▸ **Given data**
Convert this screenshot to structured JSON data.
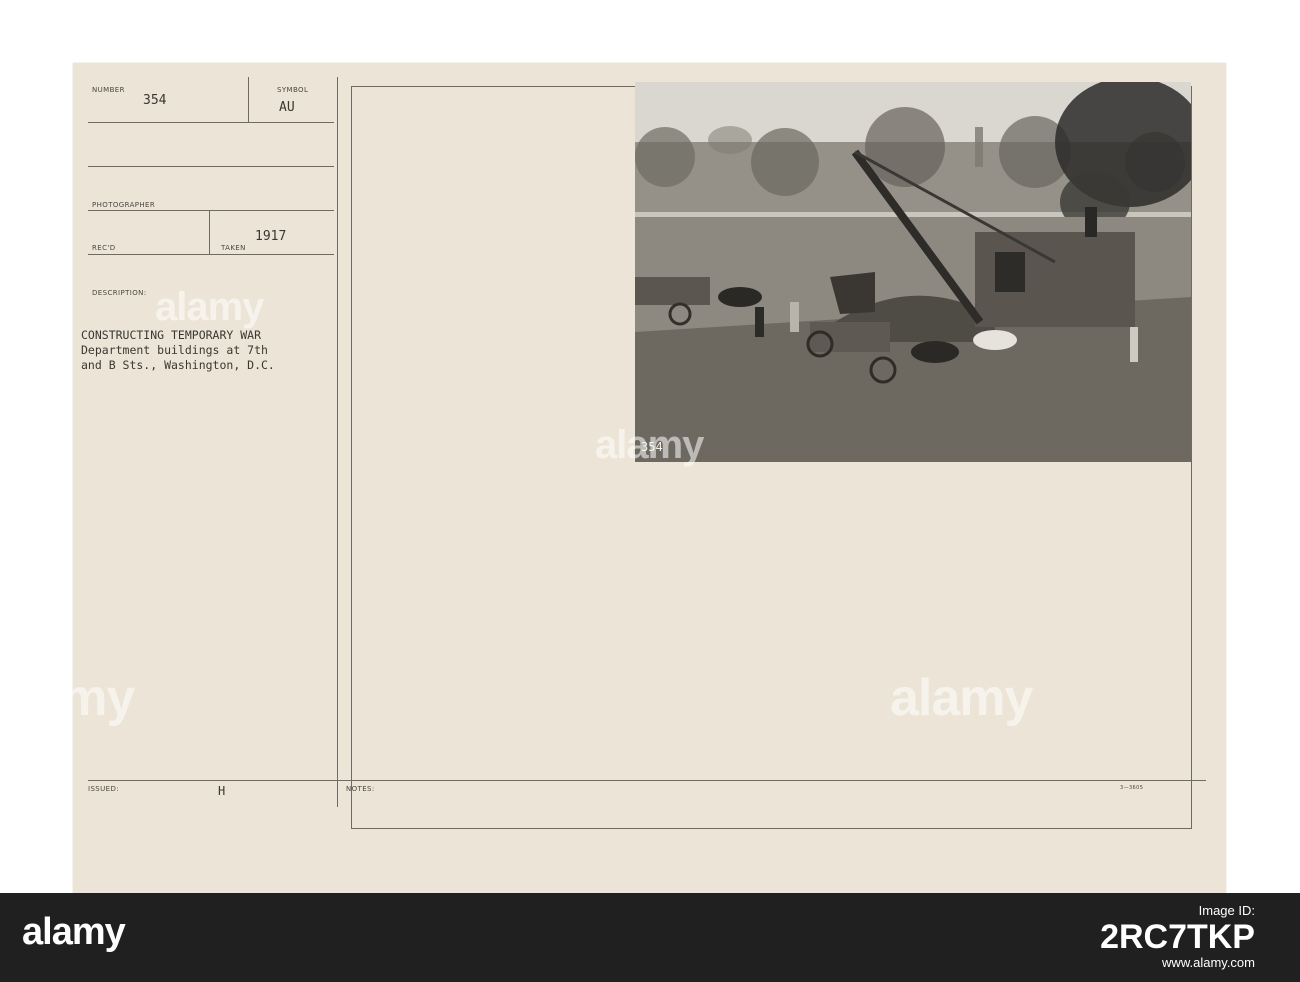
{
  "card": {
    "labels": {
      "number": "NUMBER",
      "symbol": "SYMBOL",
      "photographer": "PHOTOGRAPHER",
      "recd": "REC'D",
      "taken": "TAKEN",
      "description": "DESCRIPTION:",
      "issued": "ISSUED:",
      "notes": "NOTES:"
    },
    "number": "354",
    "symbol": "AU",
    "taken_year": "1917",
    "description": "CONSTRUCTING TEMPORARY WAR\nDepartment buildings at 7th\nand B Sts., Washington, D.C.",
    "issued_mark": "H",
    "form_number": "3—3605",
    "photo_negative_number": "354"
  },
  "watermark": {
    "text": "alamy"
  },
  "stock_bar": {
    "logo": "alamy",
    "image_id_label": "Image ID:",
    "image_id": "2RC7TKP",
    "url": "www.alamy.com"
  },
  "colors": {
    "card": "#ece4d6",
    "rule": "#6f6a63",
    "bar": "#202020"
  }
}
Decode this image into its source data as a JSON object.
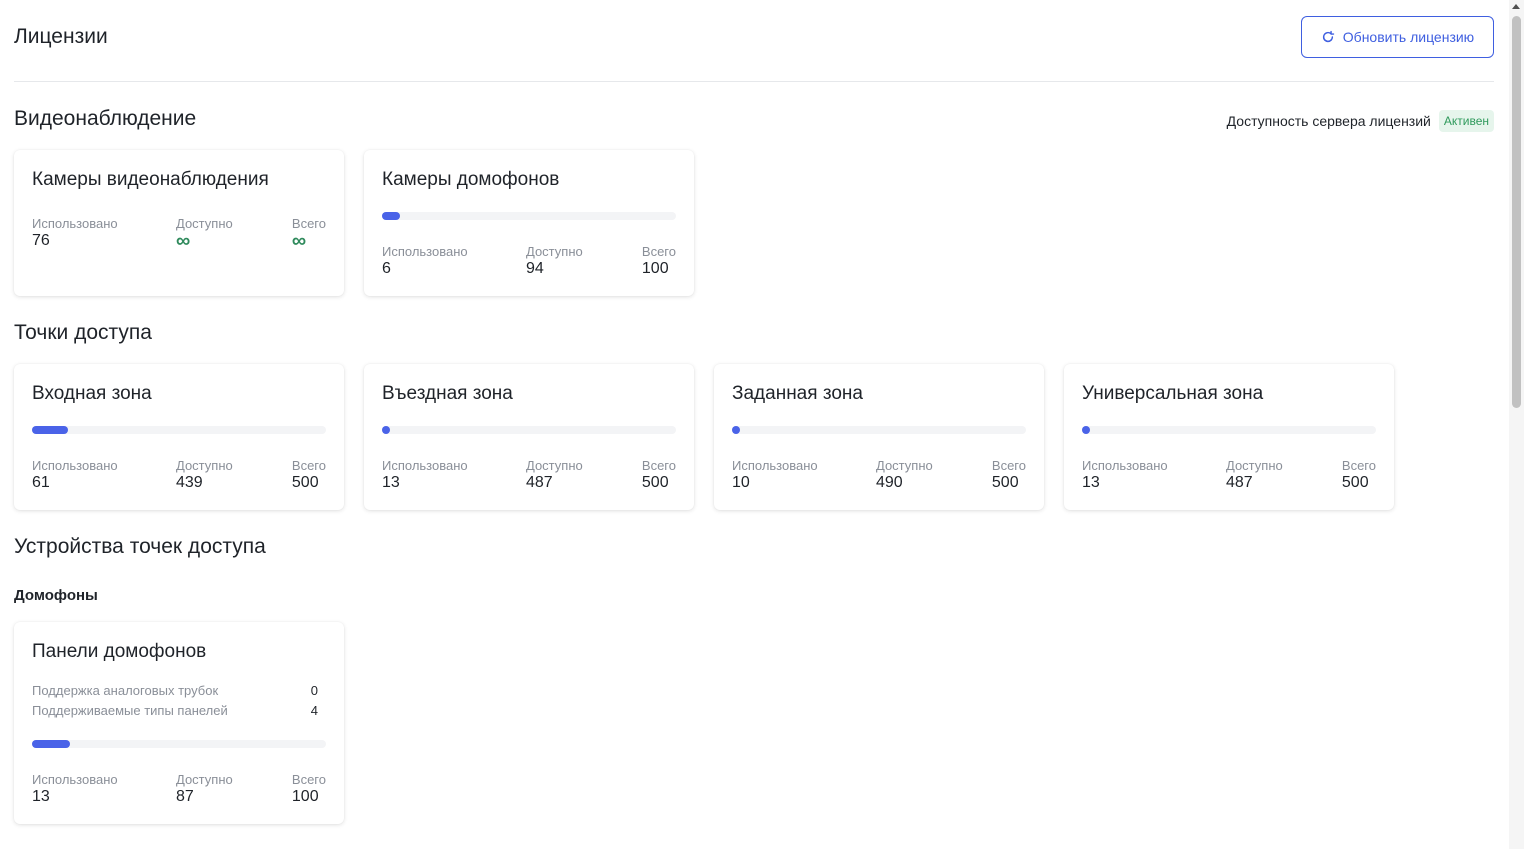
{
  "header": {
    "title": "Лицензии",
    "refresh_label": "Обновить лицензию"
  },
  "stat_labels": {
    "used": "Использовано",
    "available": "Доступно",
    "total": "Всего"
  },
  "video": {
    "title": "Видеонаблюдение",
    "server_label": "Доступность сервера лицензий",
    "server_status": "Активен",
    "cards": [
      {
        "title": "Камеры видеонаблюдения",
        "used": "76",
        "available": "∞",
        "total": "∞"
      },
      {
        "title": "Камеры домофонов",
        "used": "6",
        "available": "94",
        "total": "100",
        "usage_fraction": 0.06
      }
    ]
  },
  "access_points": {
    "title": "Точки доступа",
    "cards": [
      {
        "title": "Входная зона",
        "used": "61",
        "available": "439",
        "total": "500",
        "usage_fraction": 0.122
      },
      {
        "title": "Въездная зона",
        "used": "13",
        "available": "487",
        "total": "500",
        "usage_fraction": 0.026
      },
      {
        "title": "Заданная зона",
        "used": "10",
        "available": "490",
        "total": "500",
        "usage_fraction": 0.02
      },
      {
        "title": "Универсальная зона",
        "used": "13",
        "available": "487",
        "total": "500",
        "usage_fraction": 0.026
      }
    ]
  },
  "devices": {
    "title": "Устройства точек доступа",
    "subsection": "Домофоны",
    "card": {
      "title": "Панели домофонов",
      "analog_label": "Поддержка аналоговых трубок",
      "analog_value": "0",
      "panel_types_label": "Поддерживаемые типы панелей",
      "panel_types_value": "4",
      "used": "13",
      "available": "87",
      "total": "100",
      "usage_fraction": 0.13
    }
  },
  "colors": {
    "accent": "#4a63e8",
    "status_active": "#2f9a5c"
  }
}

▸ **Written exercise**
Among these entries, how many lines include the string "available"? Reply with the number by itself.

▸ **Result**
8